Transcribe the data in full and exactly, omitting any pictures.

Input records:
----

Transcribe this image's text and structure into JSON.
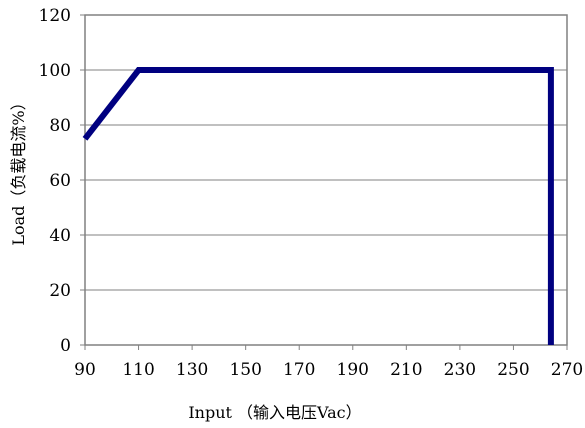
{
  "chart_data": {
    "type": "line",
    "xlabel": "Input （输入电压Vac）",
    "ylabel": "Load（负载电流%）",
    "xlim": [
      90,
      270
    ],
    "ylim": [
      0,
      120
    ],
    "x_ticks": [
      "90",
      "110",
      "130",
      "150",
      "170",
      "190",
      "210",
      "230",
      "250",
      "270"
    ],
    "y_ticks": [
      "0",
      "20",
      "40",
      "60",
      "80",
      "100",
      "120"
    ],
    "grid": "horizontal",
    "legend": "none",
    "series": [
      {
        "color": "#000080",
        "points": [
          [
            90,
            75
          ],
          [
            110,
            100
          ],
          [
            264,
            100
          ],
          [
            264,
            0
          ]
        ]
      }
    ]
  }
}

----

Finished task:
Transcribe this image's text and structure into JSON.
{
  "chart_data": {
    "type": "line",
    "xlabel": "Input （输入电压Vac）",
    "ylabel": "Load（负载电流%）",
    "xlim": [
      90,
      270
    ],
    "ylim": [
      0,
      120
    ],
    "x_ticks": [
      "90",
      "110",
      "130",
      "150",
      "170",
      "190",
      "210",
      "230",
      "250",
      "270"
    ],
    "y_ticks": [
      "0",
      "20",
      "40",
      "60",
      "80",
      "100",
      "120"
    ],
    "grid": "horizontal",
    "legend": "none",
    "series": [
      {
        "color": "#000080",
        "points": [
          [
            90,
            75
          ],
          [
            110,
            100
          ],
          [
            264,
            100
          ],
          [
            264,
            0
          ]
        ]
      }
    ]
  }
}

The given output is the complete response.